- _WORK REQUIRED_:
Edit the records below from the first line through the line containing "program-period-shading (70, 38, 128, 572)", both ends included, by changing "revenue-point" to "income-point" and leaving everything else as it is. Give back only those lines.
── RECORDS TO PROCESS
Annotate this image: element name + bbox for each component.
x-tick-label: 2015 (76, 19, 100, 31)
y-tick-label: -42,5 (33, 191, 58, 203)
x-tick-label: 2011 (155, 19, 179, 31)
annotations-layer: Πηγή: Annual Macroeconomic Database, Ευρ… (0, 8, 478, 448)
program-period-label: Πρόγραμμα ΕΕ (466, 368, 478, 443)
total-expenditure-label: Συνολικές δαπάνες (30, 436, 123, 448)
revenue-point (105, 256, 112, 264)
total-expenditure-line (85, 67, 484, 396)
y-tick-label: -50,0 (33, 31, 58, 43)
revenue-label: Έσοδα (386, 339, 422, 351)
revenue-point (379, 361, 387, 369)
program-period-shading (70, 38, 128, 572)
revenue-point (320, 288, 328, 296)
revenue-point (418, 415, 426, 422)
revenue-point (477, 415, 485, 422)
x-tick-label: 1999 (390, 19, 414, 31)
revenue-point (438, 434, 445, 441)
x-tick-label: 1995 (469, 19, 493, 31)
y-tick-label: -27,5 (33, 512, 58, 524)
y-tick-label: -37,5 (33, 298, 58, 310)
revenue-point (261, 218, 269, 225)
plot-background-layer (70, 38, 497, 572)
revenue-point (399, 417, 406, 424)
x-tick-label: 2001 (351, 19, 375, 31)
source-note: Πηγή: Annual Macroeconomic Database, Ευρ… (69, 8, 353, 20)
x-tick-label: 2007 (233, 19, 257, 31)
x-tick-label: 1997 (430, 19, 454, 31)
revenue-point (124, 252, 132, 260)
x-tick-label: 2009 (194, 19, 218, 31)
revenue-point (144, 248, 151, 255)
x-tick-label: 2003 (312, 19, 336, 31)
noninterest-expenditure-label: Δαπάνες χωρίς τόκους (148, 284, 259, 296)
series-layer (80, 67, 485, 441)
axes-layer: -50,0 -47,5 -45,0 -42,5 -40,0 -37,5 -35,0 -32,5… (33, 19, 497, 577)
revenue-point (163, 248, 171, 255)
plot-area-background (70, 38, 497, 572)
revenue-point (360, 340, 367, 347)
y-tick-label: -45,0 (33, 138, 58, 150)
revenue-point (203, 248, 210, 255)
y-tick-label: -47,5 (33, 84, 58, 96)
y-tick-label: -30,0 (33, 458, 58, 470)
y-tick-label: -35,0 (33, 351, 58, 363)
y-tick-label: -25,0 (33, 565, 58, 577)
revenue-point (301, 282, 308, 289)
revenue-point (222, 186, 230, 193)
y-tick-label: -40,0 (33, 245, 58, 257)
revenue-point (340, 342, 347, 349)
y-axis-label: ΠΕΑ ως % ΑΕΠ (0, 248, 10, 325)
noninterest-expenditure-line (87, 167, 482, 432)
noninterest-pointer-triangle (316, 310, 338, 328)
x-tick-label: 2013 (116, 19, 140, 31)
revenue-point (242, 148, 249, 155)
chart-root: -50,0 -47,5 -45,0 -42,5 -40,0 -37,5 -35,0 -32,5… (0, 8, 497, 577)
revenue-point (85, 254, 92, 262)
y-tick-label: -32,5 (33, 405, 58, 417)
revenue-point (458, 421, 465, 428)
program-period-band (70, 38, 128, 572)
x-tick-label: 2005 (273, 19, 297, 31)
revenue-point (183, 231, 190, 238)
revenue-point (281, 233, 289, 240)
────
- _RESPONSE TO THIS EXERCISE_:
Annotate this image: element name + bbox for each component.
x-tick-label: 2015 (76, 19, 100, 31)
y-tick-label: -42,5 (33, 191, 58, 203)
x-tick-label: 2011 (155, 19, 179, 31)
annotations-layer: Πηγή: Annual Macroeconomic Database, Ευρ… (0, 8, 478, 448)
program-period-label: Πρόγραμμα ΕΕ (466, 368, 478, 443)
total-expenditure-label: Συνολικές δαπάνες (30, 436, 123, 448)
income-point (105, 256, 112, 264)
total-expenditure-line (85, 67, 484, 396)
y-tick-label: -50,0 (33, 31, 58, 43)
revenue-label: Έσοδα (386, 339, 422, 351)
income-point (379, 361, 387, 369)
program-period-shading (70, 38, 128, 572)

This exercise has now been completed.